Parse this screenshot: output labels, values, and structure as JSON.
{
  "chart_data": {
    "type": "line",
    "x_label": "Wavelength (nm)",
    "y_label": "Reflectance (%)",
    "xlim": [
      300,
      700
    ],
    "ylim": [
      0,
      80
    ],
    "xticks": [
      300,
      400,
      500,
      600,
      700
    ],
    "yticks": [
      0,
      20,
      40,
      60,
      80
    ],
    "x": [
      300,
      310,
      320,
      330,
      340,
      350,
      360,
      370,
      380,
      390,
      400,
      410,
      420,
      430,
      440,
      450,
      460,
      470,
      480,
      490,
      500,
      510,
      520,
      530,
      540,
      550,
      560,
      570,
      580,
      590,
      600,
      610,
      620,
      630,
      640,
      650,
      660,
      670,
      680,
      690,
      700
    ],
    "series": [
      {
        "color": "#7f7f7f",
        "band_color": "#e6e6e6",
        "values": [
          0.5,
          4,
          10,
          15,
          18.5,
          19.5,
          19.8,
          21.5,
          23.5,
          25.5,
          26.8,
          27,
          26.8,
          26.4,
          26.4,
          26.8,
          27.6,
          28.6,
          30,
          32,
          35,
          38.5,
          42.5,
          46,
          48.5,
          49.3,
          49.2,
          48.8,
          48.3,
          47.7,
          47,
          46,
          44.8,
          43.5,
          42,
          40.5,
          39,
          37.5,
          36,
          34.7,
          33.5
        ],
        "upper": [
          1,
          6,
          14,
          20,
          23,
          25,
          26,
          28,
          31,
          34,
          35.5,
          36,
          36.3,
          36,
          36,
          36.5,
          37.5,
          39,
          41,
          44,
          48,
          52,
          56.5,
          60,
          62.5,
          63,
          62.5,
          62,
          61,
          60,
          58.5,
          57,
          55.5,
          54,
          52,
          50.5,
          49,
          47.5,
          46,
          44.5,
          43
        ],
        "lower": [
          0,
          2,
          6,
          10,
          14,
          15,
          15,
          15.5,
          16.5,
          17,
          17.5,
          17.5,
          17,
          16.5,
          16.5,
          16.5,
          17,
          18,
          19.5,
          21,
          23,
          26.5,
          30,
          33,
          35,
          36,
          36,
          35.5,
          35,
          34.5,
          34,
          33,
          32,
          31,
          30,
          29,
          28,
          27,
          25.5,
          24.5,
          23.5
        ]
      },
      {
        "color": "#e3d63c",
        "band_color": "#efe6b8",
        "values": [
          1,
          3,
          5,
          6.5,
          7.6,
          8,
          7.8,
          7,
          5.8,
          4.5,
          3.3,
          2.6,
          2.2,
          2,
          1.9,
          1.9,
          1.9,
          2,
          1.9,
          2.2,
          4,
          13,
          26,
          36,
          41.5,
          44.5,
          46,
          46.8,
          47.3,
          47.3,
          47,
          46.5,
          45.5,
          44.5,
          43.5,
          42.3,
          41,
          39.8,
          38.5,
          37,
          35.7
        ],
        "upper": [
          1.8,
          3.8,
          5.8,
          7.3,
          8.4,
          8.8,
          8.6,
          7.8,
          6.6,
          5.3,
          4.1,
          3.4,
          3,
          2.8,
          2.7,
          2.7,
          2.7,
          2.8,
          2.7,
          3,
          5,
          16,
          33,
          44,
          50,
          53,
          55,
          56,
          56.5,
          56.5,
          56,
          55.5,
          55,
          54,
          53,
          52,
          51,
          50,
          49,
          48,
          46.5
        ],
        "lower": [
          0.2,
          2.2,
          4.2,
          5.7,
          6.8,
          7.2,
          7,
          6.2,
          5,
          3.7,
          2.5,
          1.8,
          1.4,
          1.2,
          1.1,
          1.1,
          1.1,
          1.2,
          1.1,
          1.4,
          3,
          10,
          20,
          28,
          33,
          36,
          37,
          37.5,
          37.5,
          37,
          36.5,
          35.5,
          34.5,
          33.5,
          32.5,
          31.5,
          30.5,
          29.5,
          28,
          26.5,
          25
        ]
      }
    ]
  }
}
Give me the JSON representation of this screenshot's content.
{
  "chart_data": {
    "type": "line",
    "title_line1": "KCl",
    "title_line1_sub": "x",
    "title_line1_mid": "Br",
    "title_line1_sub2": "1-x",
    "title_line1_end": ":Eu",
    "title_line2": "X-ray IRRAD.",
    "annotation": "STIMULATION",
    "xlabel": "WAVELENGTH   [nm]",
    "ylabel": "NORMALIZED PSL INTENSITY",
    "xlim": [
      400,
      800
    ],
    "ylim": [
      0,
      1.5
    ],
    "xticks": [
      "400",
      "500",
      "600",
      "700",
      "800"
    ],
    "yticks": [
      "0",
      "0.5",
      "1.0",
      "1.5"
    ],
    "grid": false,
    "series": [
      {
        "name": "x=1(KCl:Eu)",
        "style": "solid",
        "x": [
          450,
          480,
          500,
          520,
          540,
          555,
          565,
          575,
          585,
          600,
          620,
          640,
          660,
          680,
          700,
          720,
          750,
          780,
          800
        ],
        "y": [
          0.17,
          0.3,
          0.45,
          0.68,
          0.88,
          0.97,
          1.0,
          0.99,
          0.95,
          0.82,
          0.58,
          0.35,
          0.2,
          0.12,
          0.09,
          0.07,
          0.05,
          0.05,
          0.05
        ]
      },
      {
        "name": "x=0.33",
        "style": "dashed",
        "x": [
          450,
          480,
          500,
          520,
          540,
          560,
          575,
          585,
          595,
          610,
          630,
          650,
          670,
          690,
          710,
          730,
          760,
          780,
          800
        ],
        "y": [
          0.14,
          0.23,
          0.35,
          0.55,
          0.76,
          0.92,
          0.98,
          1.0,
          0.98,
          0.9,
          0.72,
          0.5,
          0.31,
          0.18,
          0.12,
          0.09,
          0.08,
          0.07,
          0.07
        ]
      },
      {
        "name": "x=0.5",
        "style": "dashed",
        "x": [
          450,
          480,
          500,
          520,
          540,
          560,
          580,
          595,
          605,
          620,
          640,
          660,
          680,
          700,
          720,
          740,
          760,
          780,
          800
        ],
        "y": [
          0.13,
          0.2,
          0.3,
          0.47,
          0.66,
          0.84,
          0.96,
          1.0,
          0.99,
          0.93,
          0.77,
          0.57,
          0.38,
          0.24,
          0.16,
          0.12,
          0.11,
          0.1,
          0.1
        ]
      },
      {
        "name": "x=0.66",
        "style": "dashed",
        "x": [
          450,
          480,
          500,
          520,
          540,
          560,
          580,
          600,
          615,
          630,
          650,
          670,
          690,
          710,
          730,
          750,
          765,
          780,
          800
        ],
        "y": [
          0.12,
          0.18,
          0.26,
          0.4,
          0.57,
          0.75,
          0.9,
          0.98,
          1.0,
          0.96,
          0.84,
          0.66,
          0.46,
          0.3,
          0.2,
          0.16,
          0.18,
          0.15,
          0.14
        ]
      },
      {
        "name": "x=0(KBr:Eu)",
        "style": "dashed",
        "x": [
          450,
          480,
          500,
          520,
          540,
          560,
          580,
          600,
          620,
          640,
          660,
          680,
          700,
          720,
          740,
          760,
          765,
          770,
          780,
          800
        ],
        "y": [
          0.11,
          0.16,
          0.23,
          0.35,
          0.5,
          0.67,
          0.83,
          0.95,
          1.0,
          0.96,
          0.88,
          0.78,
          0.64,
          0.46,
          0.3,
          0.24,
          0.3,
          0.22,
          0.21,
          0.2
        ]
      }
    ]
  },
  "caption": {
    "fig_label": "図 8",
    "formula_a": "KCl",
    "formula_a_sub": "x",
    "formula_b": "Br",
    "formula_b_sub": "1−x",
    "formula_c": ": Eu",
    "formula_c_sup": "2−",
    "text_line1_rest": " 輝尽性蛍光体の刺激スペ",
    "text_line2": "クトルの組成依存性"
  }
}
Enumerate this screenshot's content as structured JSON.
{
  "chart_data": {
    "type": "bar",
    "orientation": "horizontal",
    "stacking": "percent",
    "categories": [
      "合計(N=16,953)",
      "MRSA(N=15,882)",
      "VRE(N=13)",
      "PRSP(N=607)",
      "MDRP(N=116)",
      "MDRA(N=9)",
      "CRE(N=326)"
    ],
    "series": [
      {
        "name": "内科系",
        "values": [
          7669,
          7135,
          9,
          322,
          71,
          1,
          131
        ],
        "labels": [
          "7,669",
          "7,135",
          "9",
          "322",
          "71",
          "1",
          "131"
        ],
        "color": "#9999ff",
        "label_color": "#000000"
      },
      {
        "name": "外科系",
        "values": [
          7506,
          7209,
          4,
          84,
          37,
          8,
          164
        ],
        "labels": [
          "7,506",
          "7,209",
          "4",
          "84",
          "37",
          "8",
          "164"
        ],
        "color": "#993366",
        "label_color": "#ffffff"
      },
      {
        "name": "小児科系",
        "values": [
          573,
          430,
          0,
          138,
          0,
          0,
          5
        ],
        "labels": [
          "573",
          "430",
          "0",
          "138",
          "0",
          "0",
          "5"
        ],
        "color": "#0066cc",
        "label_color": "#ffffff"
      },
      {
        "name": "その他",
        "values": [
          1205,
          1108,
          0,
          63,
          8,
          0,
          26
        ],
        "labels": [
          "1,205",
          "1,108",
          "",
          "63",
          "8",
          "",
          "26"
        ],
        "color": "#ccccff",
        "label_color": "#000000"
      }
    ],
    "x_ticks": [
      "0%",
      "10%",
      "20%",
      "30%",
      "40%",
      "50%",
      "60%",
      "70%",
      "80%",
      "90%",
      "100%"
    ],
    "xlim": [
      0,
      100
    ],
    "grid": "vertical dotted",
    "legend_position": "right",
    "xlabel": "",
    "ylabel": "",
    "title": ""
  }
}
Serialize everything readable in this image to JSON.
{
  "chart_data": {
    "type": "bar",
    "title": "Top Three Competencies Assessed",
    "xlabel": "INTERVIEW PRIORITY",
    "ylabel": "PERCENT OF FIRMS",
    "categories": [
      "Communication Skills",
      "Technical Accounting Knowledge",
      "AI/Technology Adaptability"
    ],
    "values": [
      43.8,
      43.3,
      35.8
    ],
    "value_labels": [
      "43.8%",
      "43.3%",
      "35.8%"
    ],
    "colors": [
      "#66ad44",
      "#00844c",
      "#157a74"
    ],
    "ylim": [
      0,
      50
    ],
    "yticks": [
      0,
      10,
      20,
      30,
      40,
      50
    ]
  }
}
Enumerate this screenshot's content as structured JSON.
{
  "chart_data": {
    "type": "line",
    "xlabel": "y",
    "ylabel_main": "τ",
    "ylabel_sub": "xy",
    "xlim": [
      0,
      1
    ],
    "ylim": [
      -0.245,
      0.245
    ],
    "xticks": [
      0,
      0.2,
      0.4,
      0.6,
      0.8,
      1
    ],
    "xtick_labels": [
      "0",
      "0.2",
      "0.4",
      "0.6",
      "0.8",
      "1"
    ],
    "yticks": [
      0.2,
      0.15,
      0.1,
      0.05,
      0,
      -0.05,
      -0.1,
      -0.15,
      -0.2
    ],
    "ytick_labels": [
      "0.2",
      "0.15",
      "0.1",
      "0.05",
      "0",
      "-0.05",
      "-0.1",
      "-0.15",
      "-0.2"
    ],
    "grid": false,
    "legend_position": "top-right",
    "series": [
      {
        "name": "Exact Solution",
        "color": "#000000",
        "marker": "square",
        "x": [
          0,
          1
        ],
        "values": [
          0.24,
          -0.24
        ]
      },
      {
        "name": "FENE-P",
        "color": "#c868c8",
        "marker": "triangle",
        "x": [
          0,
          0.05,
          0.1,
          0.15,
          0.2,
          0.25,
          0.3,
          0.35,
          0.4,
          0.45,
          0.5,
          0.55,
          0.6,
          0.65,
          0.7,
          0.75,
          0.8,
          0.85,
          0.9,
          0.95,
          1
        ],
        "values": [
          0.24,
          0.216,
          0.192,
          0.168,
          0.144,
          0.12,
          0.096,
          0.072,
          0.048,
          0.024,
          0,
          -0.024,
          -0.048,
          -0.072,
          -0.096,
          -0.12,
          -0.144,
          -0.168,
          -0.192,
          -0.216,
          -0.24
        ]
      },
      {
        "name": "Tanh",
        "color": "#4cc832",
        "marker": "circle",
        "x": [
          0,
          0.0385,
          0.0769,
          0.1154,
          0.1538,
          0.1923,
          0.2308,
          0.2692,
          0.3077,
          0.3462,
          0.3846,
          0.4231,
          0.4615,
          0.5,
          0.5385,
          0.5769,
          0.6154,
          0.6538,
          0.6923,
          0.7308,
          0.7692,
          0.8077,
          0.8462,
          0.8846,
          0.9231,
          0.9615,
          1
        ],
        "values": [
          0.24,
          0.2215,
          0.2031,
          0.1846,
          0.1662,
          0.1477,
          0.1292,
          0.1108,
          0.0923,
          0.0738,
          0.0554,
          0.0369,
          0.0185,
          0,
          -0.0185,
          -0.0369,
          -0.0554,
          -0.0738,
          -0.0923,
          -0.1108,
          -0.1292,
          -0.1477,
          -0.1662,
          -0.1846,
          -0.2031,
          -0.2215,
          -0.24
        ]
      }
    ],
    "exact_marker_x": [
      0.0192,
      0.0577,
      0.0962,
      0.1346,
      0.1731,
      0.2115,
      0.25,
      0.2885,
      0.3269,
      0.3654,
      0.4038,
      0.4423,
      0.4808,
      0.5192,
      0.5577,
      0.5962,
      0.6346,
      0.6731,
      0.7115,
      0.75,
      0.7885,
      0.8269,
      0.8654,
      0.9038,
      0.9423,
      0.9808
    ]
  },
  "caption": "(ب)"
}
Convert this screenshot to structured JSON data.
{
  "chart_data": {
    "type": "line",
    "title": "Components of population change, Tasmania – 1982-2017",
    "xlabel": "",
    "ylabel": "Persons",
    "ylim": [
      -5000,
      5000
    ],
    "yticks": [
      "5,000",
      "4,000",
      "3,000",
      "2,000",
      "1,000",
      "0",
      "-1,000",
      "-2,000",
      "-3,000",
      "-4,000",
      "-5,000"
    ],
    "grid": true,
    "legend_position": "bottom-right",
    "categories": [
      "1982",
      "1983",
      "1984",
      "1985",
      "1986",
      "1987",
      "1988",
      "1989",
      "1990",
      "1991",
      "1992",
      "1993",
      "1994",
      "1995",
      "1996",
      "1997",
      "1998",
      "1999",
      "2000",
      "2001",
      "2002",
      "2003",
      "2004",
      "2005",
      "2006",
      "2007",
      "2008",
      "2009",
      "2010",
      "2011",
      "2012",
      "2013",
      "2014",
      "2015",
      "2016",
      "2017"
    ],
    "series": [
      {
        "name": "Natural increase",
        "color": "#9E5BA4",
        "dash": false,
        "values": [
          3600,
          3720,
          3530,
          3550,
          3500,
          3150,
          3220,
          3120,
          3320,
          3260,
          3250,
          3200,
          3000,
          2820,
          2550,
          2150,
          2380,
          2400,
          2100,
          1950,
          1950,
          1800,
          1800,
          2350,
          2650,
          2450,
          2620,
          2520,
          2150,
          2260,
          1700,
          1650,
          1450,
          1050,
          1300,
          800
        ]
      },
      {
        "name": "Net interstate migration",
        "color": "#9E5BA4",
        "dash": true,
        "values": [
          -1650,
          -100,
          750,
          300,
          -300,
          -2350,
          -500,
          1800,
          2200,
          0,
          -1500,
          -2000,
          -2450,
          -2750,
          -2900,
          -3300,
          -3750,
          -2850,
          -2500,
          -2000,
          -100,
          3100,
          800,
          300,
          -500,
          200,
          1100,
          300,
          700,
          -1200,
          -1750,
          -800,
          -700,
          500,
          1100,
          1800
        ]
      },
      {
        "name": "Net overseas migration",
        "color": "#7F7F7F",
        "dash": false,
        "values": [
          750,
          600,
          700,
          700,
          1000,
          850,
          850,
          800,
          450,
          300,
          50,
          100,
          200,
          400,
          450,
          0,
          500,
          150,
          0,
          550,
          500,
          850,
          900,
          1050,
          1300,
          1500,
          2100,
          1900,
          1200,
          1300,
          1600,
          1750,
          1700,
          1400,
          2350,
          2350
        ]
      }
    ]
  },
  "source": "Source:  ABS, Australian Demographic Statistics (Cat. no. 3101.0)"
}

------------------------------------------------------------

Requirements:
Your answer should be one number: how many lines of the listing include the word "JSON".

The answer:
6